Stored records
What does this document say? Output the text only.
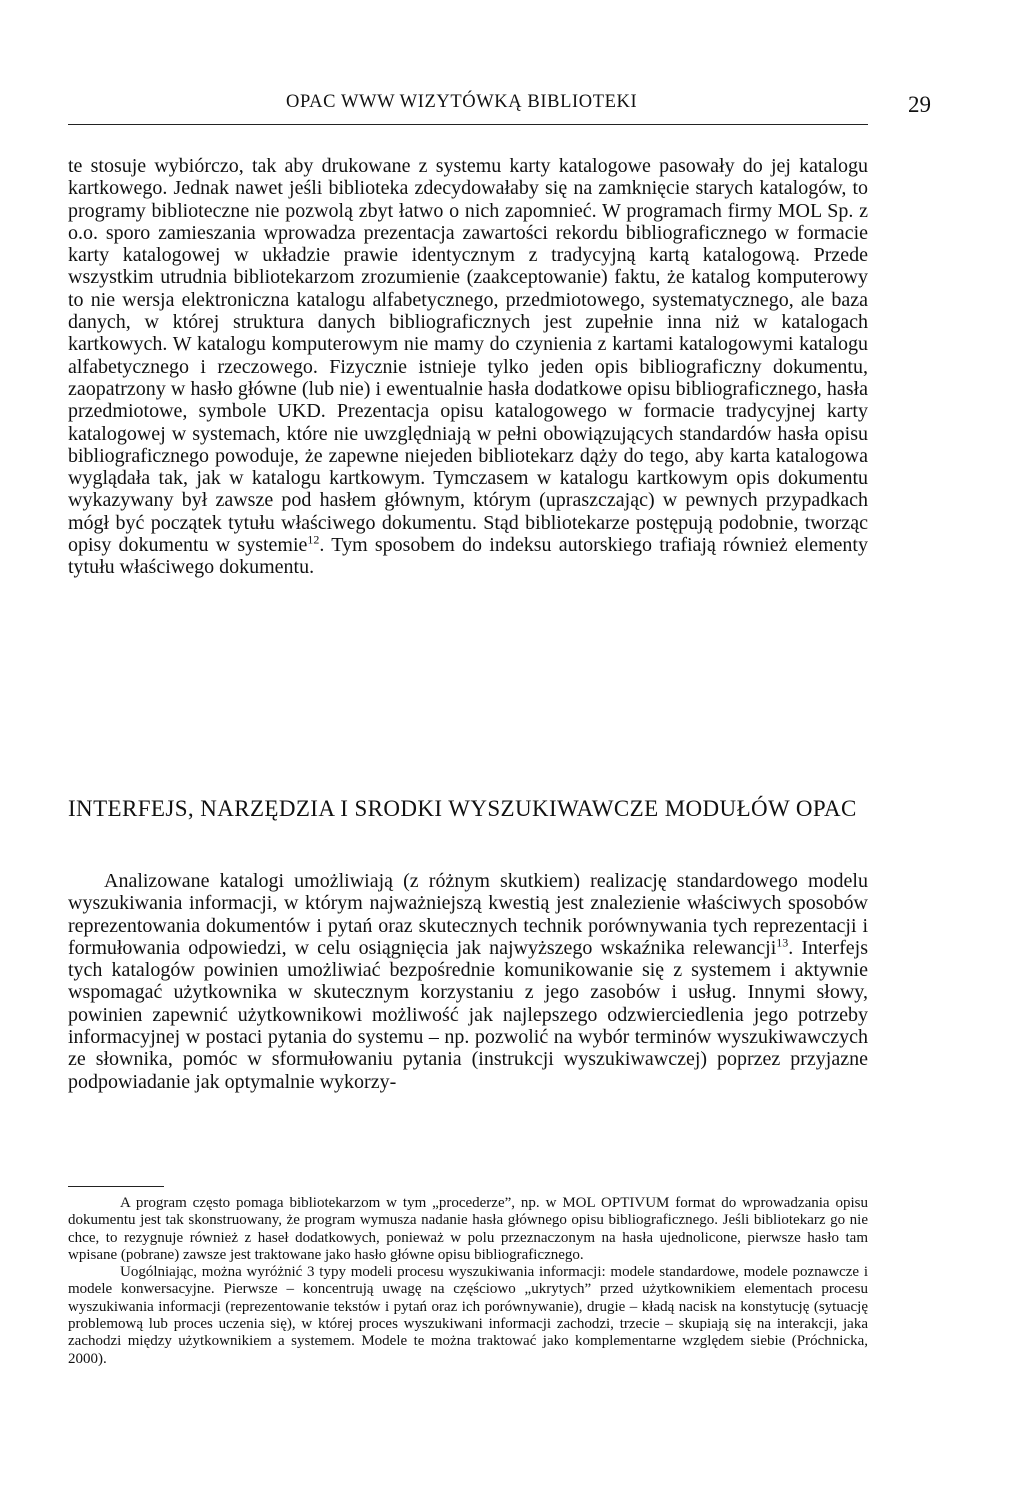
OPAC WWW WIZYTÓWKĄ BIBLIOTEKI	29

te stosuje wybiórczo, tak aby drukowane z systemu karty katalogowe pasowały do jej katalogu kartkowego. Jednak nawet jeśli biblioteka zdecydowałaby się na zamknięcie starych katalogów, to programy biblioteczne nie pozwolą zbyt łatwo o nich zapomnieć. W programach firmy MOL Sp. z o.o. sporo zamieszania wprowadza prezentacja zawartości rekordu bibliograficznego w formacie karty katalogowej w układzie prawie identycznym z tradycyjną kartą katalogową. Przede wszystkim utrudnia bibliotekarzom zrozumienie (zaakceptowanie) faktu, że katalog komputerowy to nie wersja elektroniczna katalogu alfabetycznego, przedmiotowego, systematycznego, ale baza danych, w której struktura danych bibliograficznych jest zupełnie inna niż w katalogach kartkowych. W katalogu komputerowym nie mamy do czynienia z kartami katalogowymi katalogu alfabetycznego i rzeczowego. Fizycznie istnieje tylko jeden opis bibliograficzny dokumentu, zaopatrzony w hasło główne (lub nie) i ewentualnie hasła dodatkowe opisu bibliograficznego, hasła przedmiotowe, symbole UKD. Prezentacja opisu katalogowego w formacie tradycyjnej karty katalogowej w systemach, które nie uwzględniają w pełni obowiązujących standardów hasła opisu bibliograficznego powoduje, że zapewne niejeden bibliotekarz dąży do tego, aby karta katalogowa wyglądała tak, jak w katalogu kartkowym. Tymczasem w katalogu kartkowym opis dokumentu wykazywany był zawsze pod hasłem głównym, którym (upraszczając) w pewnych przypadkach mógł być początek tytułu właściwego dokumentu. Stąd bibliotekarze postępują podobnie, tworząc opisy dokumentu w systemie$^{12}$. Tym sposobem do indeksu autorskiego trafiają również elementy tytułu właściwego dokumentu.

INTERFEJS, NARZĘDZIA I SRODKI WYSZUKIWAWCZE MODUŁÓW OPAC

Analizowane katalogi umożliwiają (z różnym skutkiem) realizację standardowego modelu wyszukiwania informacji, w którym najważniejszą kwestią jest znalezienie właściwych sposobów reprezentowania dokumentów i pytań oraz skutecznych technik porównywania tych reprezentacji i formułowania odpowiedzi, w celu osiągnięcia jak najwyższego wskaźnika relewancji$^{13}$. Interfejs tych katalogów powinien umożliwiać bezpośrednie komunikowanie się z systemem i aktywnie wspomagać użytkownika w skutecznym korzystaniu z jego zasobów i usług. Innymi słowy, powinien zapewnić użytkownikowi możliwość jak najlepszego odzwierciedlenia jego potrzeby informacyjnej w postaci pytania do systemu – np. pozwolić na wybór terminów wyszukiwawczych ze słownika, pomóc w sformułowaniu pytania (instrukcji wyszukiwawczej) poprzez przyjazne podpowiadanie jak optymalnie wykorzy-

A program często pomaga bibliotekarzom w tym „procederze”, np. w MOL OPTIVUM format do wprowadzania opisu dokumentu jest tak skonstruowany, że program wymusza nadanie hasła głównego opisu bibliograficznego. Jeśli bibliotekarz go nie chce, to rezygnuje również z haseł dodatkowych, ponieważ w polu przeznaczonym na hasła ujednolicone, pierwsze hasło tam wpisane (pobrane) zawsze jest traktowane jako hasło główne opisu bibliograficznego.

Uogólniając, można wyróżnić 3 typy modeli procesu wyszukiwania informacji: modele standardowe, modele poznawcze i modele konwersacyjne. Pierwsze – koncentrują uwagę na częściowo „ukrytych” przed użytkownikiem elementach procesu wyszukiwania informacji (reprezentowanie tekstów i pytań oraz ich porównywanie), drugie – kładą nacisk na konstytucję (sytuację problemową lub proces uczenia się), w której proces wyszukiwani informacji zachodzi, trzecie – skupiają się na interakcji, jaka zachodzi między użytkownikiem a systemem. Modele te można traktować jako komplementarne względem siebie (Próchnicka, 2000).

*Exercise instructions*:
Go over the records above and tally the lines with the word "OPAC" in them. Give the number alone.

*Output for this exercise*:
2